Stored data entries
::::::::::
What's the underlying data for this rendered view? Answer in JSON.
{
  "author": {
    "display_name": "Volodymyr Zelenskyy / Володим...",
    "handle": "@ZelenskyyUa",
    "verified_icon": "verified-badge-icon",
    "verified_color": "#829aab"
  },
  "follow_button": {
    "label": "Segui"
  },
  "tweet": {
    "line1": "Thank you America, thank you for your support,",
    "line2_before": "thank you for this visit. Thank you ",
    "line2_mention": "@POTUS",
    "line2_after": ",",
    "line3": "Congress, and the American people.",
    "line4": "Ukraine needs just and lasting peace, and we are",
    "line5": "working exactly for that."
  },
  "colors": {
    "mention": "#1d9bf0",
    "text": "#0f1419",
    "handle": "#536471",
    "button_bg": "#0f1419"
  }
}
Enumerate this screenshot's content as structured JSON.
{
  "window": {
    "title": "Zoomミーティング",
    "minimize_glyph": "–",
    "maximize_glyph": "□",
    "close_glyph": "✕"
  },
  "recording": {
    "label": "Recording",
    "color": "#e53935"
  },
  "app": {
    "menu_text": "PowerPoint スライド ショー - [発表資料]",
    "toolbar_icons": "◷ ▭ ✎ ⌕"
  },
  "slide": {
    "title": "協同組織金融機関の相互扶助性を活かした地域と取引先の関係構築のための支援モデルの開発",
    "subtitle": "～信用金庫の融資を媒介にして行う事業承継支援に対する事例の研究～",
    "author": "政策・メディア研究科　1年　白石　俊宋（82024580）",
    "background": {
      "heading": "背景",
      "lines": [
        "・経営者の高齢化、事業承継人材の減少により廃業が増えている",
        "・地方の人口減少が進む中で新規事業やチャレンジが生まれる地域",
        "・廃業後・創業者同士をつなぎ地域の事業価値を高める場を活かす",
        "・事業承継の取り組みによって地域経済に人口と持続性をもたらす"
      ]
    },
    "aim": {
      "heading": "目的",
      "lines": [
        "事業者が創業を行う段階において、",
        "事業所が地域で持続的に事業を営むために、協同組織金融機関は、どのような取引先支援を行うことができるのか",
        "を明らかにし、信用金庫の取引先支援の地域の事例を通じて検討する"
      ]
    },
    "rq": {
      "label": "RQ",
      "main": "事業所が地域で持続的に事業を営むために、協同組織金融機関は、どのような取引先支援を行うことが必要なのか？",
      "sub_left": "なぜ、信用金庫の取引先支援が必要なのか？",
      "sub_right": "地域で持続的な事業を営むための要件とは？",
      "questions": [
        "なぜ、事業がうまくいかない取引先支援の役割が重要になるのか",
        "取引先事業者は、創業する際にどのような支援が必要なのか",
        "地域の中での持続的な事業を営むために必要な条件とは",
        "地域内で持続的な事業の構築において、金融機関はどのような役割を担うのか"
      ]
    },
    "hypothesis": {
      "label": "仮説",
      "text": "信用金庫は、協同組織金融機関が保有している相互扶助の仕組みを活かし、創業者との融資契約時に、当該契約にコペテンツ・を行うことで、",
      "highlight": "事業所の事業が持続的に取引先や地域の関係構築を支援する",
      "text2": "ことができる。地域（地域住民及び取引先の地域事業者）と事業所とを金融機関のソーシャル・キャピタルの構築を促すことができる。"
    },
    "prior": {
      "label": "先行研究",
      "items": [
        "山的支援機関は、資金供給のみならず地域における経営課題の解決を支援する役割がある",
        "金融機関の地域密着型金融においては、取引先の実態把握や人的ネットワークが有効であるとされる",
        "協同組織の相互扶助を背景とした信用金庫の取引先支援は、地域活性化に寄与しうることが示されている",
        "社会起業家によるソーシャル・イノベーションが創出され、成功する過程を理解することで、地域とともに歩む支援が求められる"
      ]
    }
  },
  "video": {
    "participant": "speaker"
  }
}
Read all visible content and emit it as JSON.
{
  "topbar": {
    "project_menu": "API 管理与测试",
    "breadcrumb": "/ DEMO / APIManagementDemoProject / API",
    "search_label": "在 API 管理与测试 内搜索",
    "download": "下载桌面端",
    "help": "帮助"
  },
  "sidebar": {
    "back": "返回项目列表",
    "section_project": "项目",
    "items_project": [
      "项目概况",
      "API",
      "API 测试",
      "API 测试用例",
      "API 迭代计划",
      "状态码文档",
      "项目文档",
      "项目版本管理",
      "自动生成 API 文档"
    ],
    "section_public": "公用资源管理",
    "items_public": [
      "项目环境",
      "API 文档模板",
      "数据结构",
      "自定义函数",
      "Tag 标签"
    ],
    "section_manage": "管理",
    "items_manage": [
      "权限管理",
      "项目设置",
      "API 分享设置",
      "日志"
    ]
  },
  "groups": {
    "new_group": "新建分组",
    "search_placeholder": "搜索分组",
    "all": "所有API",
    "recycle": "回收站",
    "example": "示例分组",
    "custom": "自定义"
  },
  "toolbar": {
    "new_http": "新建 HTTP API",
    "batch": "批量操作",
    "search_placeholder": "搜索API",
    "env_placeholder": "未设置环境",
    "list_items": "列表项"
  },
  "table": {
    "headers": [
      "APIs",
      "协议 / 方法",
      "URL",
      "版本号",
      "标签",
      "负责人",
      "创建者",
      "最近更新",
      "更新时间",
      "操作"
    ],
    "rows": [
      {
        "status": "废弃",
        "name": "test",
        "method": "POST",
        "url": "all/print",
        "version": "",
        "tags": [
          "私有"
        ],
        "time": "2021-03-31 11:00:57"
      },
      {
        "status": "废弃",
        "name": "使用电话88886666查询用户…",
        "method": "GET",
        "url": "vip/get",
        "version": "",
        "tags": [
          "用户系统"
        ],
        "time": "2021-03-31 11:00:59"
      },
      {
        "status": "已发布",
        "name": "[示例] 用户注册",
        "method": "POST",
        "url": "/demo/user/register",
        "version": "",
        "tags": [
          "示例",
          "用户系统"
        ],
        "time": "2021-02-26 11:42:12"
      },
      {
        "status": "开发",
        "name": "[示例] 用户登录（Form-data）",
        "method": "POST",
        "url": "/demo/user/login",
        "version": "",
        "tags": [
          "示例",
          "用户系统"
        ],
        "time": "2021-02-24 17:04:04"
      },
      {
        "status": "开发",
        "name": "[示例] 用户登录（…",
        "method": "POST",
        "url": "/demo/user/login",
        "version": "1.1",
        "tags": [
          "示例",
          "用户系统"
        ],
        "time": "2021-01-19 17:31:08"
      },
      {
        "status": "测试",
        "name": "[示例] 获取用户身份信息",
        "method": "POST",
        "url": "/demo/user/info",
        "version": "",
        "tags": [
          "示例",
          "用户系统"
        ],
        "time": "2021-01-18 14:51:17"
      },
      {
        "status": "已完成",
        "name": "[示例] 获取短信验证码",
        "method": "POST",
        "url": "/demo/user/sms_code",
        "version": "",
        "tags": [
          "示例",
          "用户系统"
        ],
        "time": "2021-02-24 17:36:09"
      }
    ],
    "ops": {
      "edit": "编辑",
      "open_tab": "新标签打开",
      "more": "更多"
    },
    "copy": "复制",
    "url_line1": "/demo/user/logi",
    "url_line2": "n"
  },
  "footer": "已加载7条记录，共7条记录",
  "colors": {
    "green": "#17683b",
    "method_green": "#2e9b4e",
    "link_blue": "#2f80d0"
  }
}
::::::::::
## SHORT PROBLEM
Reproduce all of the data exactly as given.

## REPLY
What's the underlying data for this rendered view? Answer in JSON.
{
  "author": {
    "display_name": "Volodymyr Zelenskyy / Володим...",
    "handle": "@ZelenskyyUa",
    "verified_icon": "verified-badge-icon",
    "verified_color": "#829aab"
  },
  "follow_button": {
    "label": "Segui"
  },
  "tweet": {
    "line1": "Thank you America, thank you for your support,",
    "line2_before": "thank you for this visit. Thank you ",
    "line2_mention": "@POTUS",
    "line2_after": ",",
    "line3": "Congress, and the American people.",
    "line4": "Ukraine needs just and lasting peace, and we are",
    "line5": "working exactly for that."
  },
  "colors": {
    "mention": "#1d9bf0",
    "text": "#0f1419",
    "handle": "#536471",
    "button_bg": "#0f1419"
  }
}
Enumerate this screenshot's content as structured JSON.
{
  "window": {
    "title": "Zoomミーティング",
    "minimize_glyph": "–",
    "maximize_glyph": "□",
    "close_glyph": "✕"
  },
  "recording": {
    "label": "Recording",
    "color": "#e53935"
  },
  "app": {
    "menu_text": "PowerPoint スライド ショー - [発表資料]",
    "toolbar_icons": "◷ ▭ ✎ ⌕"
  },
  "slide": {
    "title": "協同組織金融機関の相互扶助性を活かした地域と取引先の関係構築のための支援モデルの開発",
    "subtitle": "～信用金庫の融資を媒介にして行う事業承継支援に対する事例の研究～",
    "author": "政策・メディア研究科　1年　白石　俊宋（82024580）",
    "background": {
      "heading": "背景",
      "lines": [
        "・経営者の高齢化、事業承継人材の減少により廃業が増えている",
        "・地方の人口減少が進む中で新規事業やチャレンジが生まれる地域",
        "・廃業後・創業者同士をつなぎ地域の事業価値を高める場を活かす",
        "・事業承継の取り組みによって地域経済に人口と持続性をもたらす"
      ]
    },
    "aim": {
      "heading": "目的",
      "lines": [
        "事業者が創業を行う段階において、",
        "事業所が地域で持続的に事業を営むために、協同組織金融機関は、どのような取引先支援を行うことができるのか",
        "を明らかにし、信用金庫の取引先支援の地域の事例を通じて検討する"
      ]
    },
    "rq": {
      "label": "RQ",
      "main": "事業所が地域で持続的に事業を営むために、協同組織金融機関は、どのような取引先支援を行うことが必要なのか？",
      "sub_left": "なぜ、信用金庫の取引先支援が必要なのか？",
      "sub_right": "地域で持続的な事業を営むための要件とは？",
      "questions": [
        "なぜ、事業がうまくいかない取引先支援の役割が重要になるのか",
        "取引先事業者は、創業する際にどのような支援が必要なのか",
        "地域の中での持続的な事業を営むために必要な条件とは",
        "地域内で持続的な事業の構築において、金融機関はどのような役割を担うのか"
      ]
    },
    "hypothesis": {
      "label": "仮説",
      "text": "信用金庫は、協同組織金融機関が保有している相互扶助の仕組みを活かし、創業者との融資契約時に、当該契約にコペテンツ・を行うことで、",
      "highlight": "事業所の事業が持続的に取引先や地域の関係構築を支援する",
      "text2": "ことができる。地域（地域住民及び取引先の地域事業者）と事業所とを金融機関のソーシャル・キャピタルの構築を促すことができる。"
    },
    "prior": {
      "label": "先行研究",
      "items": [
        "山的支援機関は、資金供給のみならず地域における経営課題の解決を支援する役割がある",
        "金融機関の地域密着型金融においては、取引先の実態把握や人的ネットワークが有効であるとされる",
        "協同組織の相互扶助を背景とした信用金庫の取引先支援は、地域活性化に寄与しうることが示されている",
        "社会起業家によるソーシャル・イノベーションが創出され、成功する過程を理解することで、地域とともに歩む支援が求められる"
      ]
    }
  },
  "video": {
    "participant": "speaker"
  }
}
Read all visible content and emit it as JSON.
{
  "topbar": {
    "project_menu": "API 管理与测试",
    "breadcrumb": "/ DEMO / APIManagementDemoProject / API",
    "search_label": "在 API 管理与测试 内搜索",
    "download": "下载桌面端",
    "help": "帮助"
  },
  "sidebar": {
    "back": "返回项目列表",
    "section_project": "项目",
    "items_project": [
      "项目概况",
      "API",
      "API 测试",
      "API 测试用例",
      "API 迭代计划",
      "状态码文档",
      "项目文档",
      "项目版本管理",
      "自动生成 API 文档"
    ],
    "section_public": "公用资源管理",
    "items_public": [
      "项目环境",
      "API 文档模板",
      "数据结构",
      "自定义函数",
      "Tag 标签"
    ],
    "section_manage": "管理",
    "items_manage": [
      "权限管理",
      "项目设置",
      "API 分享设置",
      "日志"
    ]
  },
  "groups": {
    "new_group": "新建分组",
    "search_placeholder": "搜索分组",
    "all": "所有API",
    "recycle": "回收站",
    "example": "示例分组",
    "custom": "自定义"
  },
  "toolbar": {
    "new_http": "新建 HTTP API",
    "batch": "批量操作",
    "search_placeholder": "搜索API",
    "env_placeholder": "未设置环境",
    "list_items": "列表项"
  },
  "table": {
    "headers": [
      "APIs",
      "协议 / 方法",
      "URL",
      "版本号",
      "标签",
      "负责人",
      "创建者",
      "最近更新",
      "更新时间",
      "操作"
    ],
    "rows": [
      {
        "status": "废弃",
        "name": "test",
        "method": "POST",
        "url": "all/print",
        "version": "",
        "tags": [
          "私有"
        ],
        "time": "2021-03-31 11:00:57"
      },
      {
        "status": "废弃",
        "name": "使用电话88886666查询用户…",
        "method": "GET",
        "url": "vip/get",
        "version": "",
        "tags": [
          "用户系统"
        ],
        "time": "2021-03-31 11:00:59"
      },
      {
        "status": "已发布",
        "name": "[示例] 用户注册",
        "method": "POST",
        "url": "/demo/user/register",
        "version": "",
        "tags": [
          "示例",
          "用户系统"
        ],
        "time": "2021-02-26 11:42:12"
      },
      {
        "status": "开发",
        "name": "[示例] 用户登录（Form-data）",
        "method": "POST",
        "url": "/demo/user/login",
        "version": "",
        "tags": [
          "示例",
          "用户系统"
        ],
        "time": "2021-02-24 17:04:04"
      },
      {
        "status": "开发",
        "name": "[示例] 用户登录（…",
        "method": "POST",
        "url": "/demo/user/login",
        "version": "1.1",
        "tags": [
          "示例",
          "用户系统"
        ],
        "time": "2021-01-19 17:31:08"
      },
      {
        "status": "测试",
        "name": "[示例] 获取用户身份信息",
        "method": "POST",
        "url": "/demo/user/info",
        "version": "",
        "tags": [
          "示例",
          "用户系统"
        ],
        "time": "2021-01-18 14:51:17"
      },
      {
        "status": "已完成",
        "name": "[示例] 获取短信验证码",
        "method": "POST",
        "url": "/demo/user/sms_code",
        "version": "",
        "tags": [
          "示例",
          "用户系统"
        ],
        "time": "2021-02-24 17:36:09"
      }
    ],
    "ops": {
      "edit": "编辑",
      "open_tab": "新标签打开",
      "more": "更多"
    },
    "copy": "复制",
    "url_line1": "/demo/user/logi",
    "url_line2": "n"
  },
  "footer": "已加载7条记录，共7条记录",
  "colors": {
    "green": "#17683b",
    "method_green": "#2e9b4e",
    "link_blue": "#2f80d0"
  }
}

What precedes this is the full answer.